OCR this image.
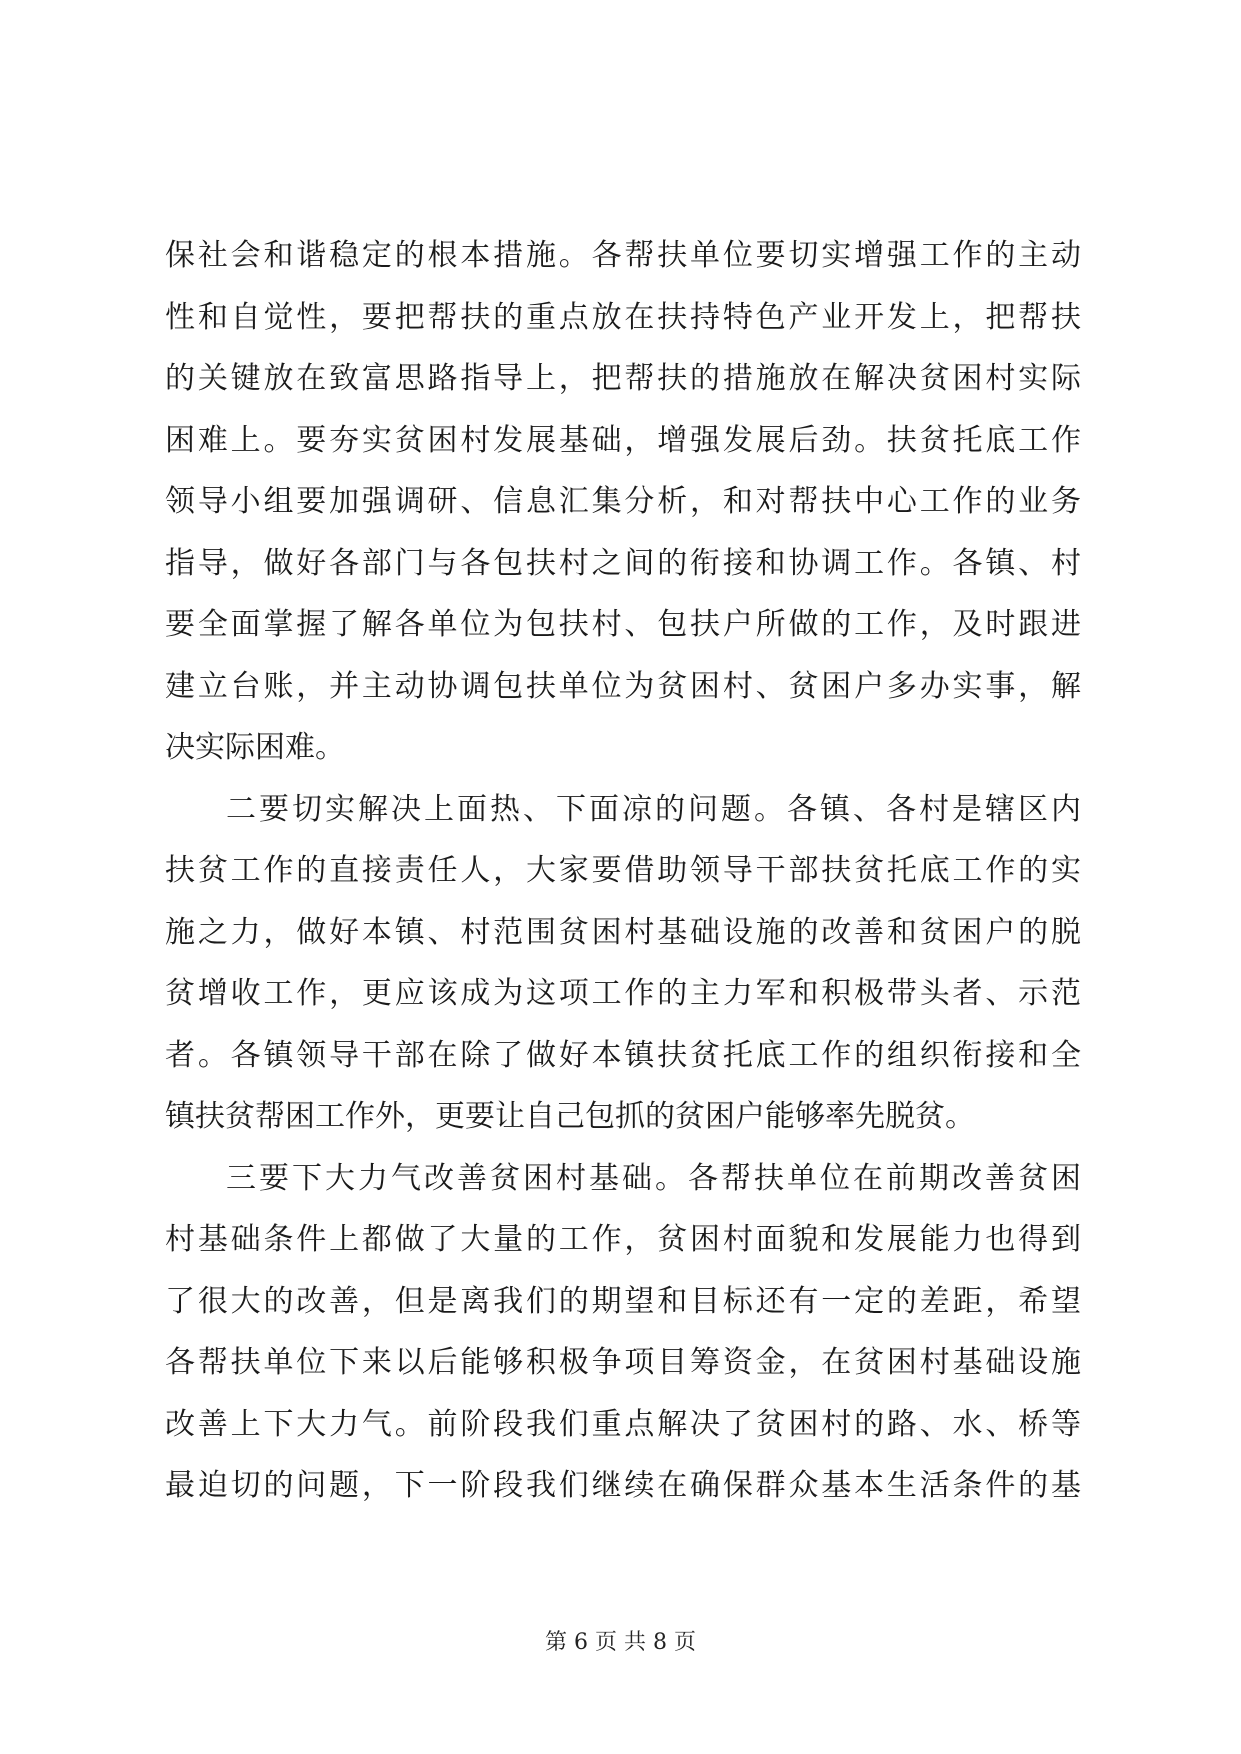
保社会和谐稳定的根本措施。各帮扶单位要切实增强工作的主动
性和自觉性，要把帮扶的重点放在扶持特色产业开发上，把帮扶
的关键放在致富思路指导上，把帮扶的措施放在解决贫困村实际
困难上。要夯实贫困村发展基础，增强发展后劲。扶贫托底工作
领导小组要加强调研、信息汇集分析，和对帮扶中心工作的业务
指导，做好各部门与各包扶村之间的衔接和协调工作。各镇、村
要全面掌握了解各单位为包扶村、包扶户所做的工作，及时跟进
建立台账，并主动协调包扶单位为贫困村、贫困户多办实事，解
决实际困难。
二要切实解决上面热、下面凉的问题。各镇、各村是辖区内
扶贫工作的直接责任人，大家要借助领导干部扶贫托底工作的实
施之力，做好本镇、村范围贫困村基础设施的改善和贫困户的脱
贫增收工作，更应该成为这项工作的主力军和积极带头者、示范
者。各镇领导干部在除了做好本镇扶贫托底工作的组织衔接和全
镇扶贫帮困工作外，更要让自己包抓的贫困户能够率先脱贫。
三要下大力气改善贫困村基础。各帮扶单位在前期改善贫困
村基础条件上都做了大量的工作，贫困村面貌和发展能力也得到
了很大的改善，但是离我们的期望和目标还有一定的差距，希望
各帮扶单位下来以后能够积极争项目筹资金，在贫困村基础设施
改善上下大力气。前阶段我们重点解决了贫困村的路、水、桥等
最迫切的问题，下一阶段我们继续在确保群众基本生活条件的基
第 6 页 共 8 页
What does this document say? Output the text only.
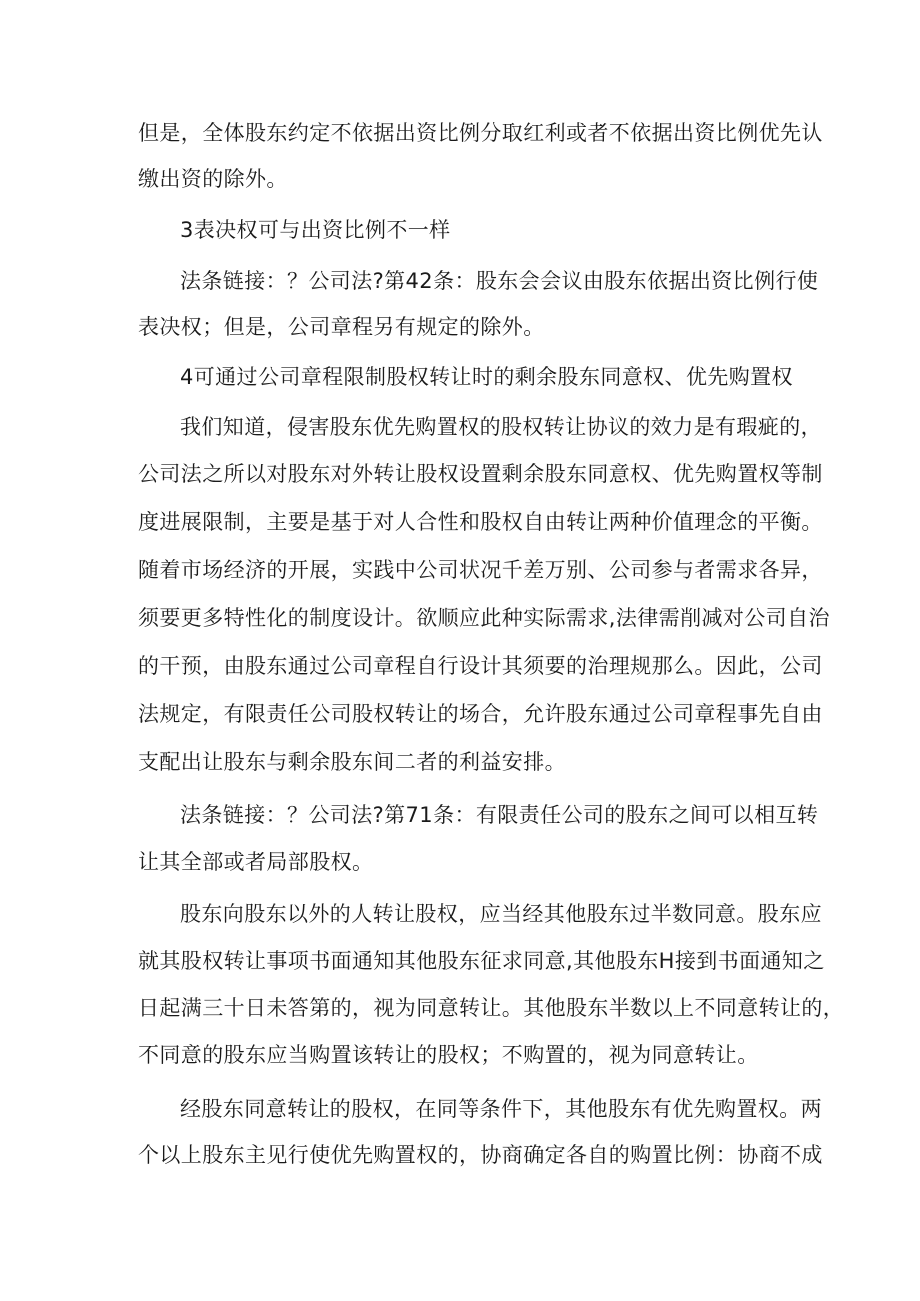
但是，全体股东约定不依据出资比例分取红利或者不依据出资比例优先认
缴出资的除外。
3表决权可与出资比例不一样
法条链接：？公司法?第42条：股东会会议由股东依据出资比例行使
表决权；但是，公司章程另有规定的除外。
4可通过公司章程限制股权转让时的剩余股东同意权、优先购置权
我们知道，侵害股东优先购置权的股权转让协议的效力是有瑕疵的，
公司法之所以对股东对外转让股权设置剩余股东同意权、优先购置权等制
度进展限制，主要是基于对人合性和股权自由转让两种价值理念的平衡。
随着市场经济的开展，实践中公司状况千差万别、公司参与者需求各异，
须要更多特性化的制度设计。欲顺应此种实际需求,法律需削减对公司自治
的干预，由股东通过公司章程自行设计其须要的治理规那么。因此，公司
法规定，有限责任公司股权转让的场合，允许股东通过公司章程事先自由
支配出让股东与剩余股东间二者的利益安排。
法条链接：？公司法?第71条：有限责任公司的股东之间可以相互转
让其全部或者局部股权。
股东向股东以外的人转让股权，应当经其他股东过半数同意。股东应
就其股权转让事项书面通知其他股东征求同意,其他股东H接到书面通知之
日起满三十日未答第的，视为同意转让。其他股东半数以上不同意转让的，
不同意的股东应当购置该转让的股权；不购置的，视为同意转让。
经股东同意转让的股权，在同等条件下，其他股东有优先购置权。两
个以上股东主见行使优先购置权的，协商确定各自的购置比例：协商不成
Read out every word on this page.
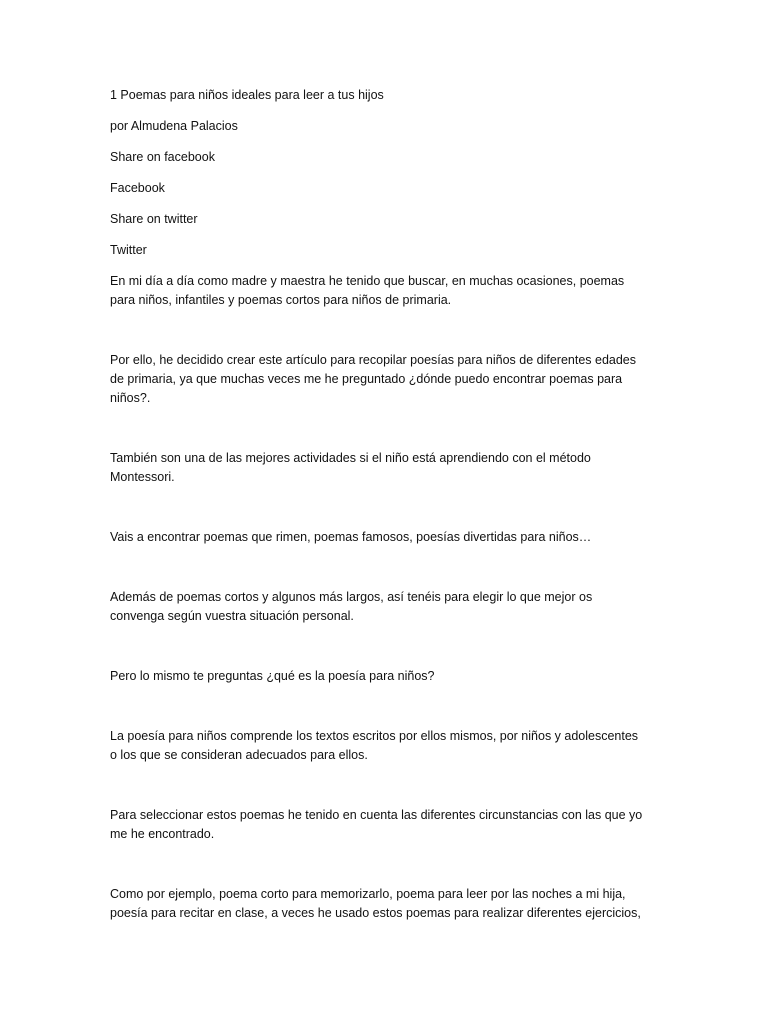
1 Poemas para niños ideales para leer a tus hijos

por Almudena Palacios

Share on facebook

Facebook

Share on twitter

Twitter

En mi día a día como madre y maestra he tenido que buscar, en muchas ocasiones, poemas
para niños, infantiles y poemas cortos para niños de primaria.
Por ello, he decidido crear este artículo para recopilar poesías para niños de diferentes edades
de primaria, ya que muchas veces me he preguntado ¿dónde puedo encontrar poemas para
niños?.
También son una de las mejores actividades si el niño está aprendiendo con el método
Montessori.
Vais a encontrar poemas que rimen, poemas famosos, poesías divertidas para niños…
Además de poemas cortos y algunos más largos, así tenéis para elegir lo que mejor os
convenga según vuestra situación personal.
Pero lo mismo te preguntas ¿qué es la poesía para niños?
La poesía para niños comprende los textos escritos por ellos mismos, por niños y adolescentes
o los que se consideran adecuados para ellos.
Para seleccionar estos poemas he tenido en cuenta las diferentes circunstancias con las que yo
me he encontrado.
Como por ejemplo, poema corto para memorizarlo, poema para leer por las noches a mi hija,
poesía para recitar en clase, a veces he usado estos poemas para realizar diferentes ejercicios,
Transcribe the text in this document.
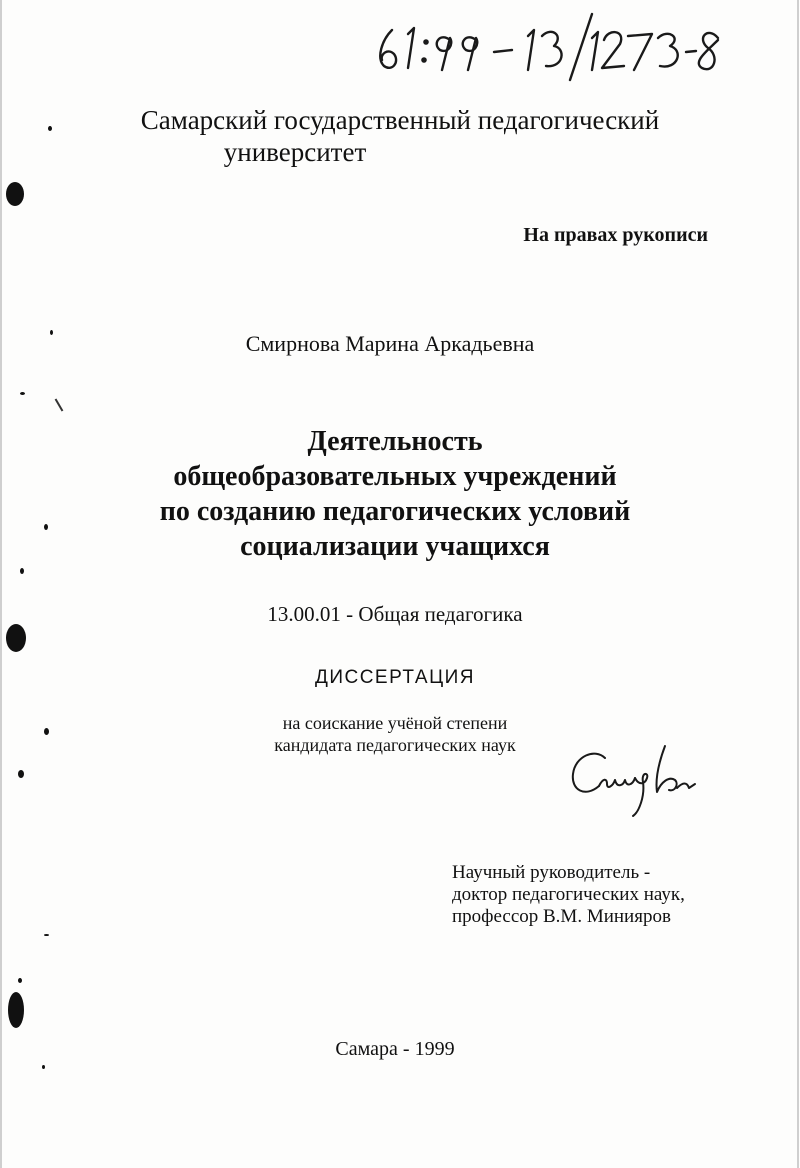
Самарский государственный педагогический
университет
На правах рукописи
Смирнова Марина Аркадьевна
Деятельность
общеобразовательных учреждений
по созданию педагогических условий
социализации учащихся
13.00.01 - Общая педагогика
ДИССЕРТАЦИЯ
на соискание учёной степени
кандидата педагогических наук
Научный руководитель -
доктор педагогических наук,
профессор В.М. Минияров
Самара - 1999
────
● EXERCISE AIM: In the listing above, locate each line with "ellos" and copy it.

● EXERCISE ANSWER:
La poesía para niños comprende los textos escritos por ellos mismos, por niños y adolescentes
o los que se consideran adecuados para ellos.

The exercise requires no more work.